Your task: Your answer should be one number: how many lines of the records hold the string "الله".

Dataset records:
=====
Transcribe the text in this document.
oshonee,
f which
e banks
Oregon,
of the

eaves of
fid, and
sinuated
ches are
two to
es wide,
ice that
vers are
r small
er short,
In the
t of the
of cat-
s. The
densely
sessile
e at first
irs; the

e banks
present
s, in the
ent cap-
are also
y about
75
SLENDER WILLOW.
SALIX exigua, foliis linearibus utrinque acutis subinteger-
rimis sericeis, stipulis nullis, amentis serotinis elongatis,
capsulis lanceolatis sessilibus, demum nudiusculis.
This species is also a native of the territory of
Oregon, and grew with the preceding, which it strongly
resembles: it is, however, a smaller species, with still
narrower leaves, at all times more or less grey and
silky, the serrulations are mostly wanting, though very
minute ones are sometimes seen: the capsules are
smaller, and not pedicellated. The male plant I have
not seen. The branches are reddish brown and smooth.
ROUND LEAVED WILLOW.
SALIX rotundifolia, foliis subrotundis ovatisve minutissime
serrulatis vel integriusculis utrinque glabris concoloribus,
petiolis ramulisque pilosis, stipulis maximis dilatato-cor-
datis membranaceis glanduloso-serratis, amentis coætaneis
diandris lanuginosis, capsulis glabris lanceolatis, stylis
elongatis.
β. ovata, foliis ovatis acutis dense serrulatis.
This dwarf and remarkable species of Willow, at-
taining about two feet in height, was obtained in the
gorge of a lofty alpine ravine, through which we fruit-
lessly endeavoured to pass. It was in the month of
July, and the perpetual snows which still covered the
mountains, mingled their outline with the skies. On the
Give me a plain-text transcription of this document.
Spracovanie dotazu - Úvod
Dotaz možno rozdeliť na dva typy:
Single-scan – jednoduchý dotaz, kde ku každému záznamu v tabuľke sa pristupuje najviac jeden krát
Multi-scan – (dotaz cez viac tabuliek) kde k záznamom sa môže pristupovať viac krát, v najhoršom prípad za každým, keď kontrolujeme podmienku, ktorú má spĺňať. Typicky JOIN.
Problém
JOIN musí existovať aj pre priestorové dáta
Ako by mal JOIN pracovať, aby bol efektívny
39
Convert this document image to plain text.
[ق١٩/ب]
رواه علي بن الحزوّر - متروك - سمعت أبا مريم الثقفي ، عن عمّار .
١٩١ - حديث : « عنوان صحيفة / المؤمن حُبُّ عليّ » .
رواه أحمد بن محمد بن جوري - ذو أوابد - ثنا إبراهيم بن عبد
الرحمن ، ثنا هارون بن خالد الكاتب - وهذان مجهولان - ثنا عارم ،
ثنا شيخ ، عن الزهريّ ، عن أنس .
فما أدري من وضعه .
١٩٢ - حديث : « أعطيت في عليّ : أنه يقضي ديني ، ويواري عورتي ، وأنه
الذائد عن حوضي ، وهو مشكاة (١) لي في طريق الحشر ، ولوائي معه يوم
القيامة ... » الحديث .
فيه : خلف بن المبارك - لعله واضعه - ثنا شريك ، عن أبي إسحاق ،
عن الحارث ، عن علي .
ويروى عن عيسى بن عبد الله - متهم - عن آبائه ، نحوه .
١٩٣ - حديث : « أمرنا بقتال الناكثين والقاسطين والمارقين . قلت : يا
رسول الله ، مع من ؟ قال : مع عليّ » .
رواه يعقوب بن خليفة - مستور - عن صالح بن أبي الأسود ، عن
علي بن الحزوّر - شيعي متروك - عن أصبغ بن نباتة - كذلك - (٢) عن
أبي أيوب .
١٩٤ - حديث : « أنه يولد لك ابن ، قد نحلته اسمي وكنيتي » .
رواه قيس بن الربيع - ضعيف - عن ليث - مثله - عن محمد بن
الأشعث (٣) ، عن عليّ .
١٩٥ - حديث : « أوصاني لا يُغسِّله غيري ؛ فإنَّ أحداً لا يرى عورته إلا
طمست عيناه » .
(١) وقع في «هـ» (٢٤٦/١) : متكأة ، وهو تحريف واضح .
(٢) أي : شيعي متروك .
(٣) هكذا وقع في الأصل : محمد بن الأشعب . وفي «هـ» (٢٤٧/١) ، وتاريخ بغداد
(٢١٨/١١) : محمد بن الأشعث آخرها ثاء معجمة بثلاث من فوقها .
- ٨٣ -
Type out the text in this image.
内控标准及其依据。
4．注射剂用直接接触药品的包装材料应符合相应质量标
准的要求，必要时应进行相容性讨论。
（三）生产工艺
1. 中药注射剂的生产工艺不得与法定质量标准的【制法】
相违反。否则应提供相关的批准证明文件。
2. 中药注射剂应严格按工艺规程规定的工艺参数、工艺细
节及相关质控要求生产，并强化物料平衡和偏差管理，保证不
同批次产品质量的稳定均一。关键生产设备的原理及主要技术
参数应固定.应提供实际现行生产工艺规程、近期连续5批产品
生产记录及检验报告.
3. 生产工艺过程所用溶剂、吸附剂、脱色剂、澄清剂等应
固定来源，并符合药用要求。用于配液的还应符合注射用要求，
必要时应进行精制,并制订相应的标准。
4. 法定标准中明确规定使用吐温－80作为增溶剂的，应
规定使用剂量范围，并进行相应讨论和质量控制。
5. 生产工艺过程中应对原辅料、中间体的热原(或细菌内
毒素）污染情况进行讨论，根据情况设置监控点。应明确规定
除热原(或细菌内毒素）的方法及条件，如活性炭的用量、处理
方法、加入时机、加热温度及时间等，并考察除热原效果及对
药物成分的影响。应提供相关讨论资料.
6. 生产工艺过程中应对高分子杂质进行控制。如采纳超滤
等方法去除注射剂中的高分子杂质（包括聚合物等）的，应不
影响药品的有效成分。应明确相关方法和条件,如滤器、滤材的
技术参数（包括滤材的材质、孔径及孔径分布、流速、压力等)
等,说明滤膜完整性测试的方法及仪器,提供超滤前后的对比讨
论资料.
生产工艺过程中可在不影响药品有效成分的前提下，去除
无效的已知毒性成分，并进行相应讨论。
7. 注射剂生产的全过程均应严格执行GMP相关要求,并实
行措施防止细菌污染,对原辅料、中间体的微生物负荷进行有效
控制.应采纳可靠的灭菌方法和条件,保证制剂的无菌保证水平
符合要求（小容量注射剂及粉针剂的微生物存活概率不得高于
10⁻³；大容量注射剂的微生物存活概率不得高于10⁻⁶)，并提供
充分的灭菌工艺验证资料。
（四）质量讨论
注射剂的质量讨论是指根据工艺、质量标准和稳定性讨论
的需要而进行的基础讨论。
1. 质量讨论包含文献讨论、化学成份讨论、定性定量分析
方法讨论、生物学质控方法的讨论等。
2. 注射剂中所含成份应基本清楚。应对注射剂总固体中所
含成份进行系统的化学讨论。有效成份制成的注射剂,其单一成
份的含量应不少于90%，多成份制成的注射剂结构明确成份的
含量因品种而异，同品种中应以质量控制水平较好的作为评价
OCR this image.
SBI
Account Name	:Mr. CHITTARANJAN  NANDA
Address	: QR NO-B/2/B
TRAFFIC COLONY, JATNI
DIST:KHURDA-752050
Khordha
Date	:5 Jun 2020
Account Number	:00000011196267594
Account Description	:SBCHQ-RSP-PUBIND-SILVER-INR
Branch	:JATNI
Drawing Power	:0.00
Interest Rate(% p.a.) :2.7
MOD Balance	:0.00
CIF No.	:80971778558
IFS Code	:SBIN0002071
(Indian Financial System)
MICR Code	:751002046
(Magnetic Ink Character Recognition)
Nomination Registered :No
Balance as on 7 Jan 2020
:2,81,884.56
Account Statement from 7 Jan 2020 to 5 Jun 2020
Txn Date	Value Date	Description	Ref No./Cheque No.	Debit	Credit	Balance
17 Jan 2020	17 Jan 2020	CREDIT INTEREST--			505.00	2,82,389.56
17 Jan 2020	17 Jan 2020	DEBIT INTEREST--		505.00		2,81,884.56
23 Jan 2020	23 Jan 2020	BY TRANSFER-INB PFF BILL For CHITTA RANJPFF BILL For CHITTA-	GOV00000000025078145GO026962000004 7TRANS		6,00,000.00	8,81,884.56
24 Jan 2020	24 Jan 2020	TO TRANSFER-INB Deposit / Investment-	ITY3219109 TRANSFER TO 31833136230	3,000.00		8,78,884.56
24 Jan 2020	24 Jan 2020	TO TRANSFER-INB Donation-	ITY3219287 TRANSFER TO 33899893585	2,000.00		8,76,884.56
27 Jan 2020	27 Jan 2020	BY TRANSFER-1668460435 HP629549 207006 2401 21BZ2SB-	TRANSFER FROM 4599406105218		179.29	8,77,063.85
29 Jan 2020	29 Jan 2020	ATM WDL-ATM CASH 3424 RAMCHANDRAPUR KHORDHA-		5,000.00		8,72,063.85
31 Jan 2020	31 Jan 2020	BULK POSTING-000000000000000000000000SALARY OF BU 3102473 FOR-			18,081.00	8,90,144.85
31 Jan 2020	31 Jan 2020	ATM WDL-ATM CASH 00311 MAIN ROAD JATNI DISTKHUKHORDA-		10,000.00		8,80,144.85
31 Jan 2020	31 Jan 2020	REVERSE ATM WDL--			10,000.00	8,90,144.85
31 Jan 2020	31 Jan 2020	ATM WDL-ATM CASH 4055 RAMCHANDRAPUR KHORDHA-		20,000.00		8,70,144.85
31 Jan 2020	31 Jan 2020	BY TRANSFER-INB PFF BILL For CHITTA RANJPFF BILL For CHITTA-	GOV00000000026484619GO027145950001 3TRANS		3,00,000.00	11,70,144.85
=====
Correct output: 2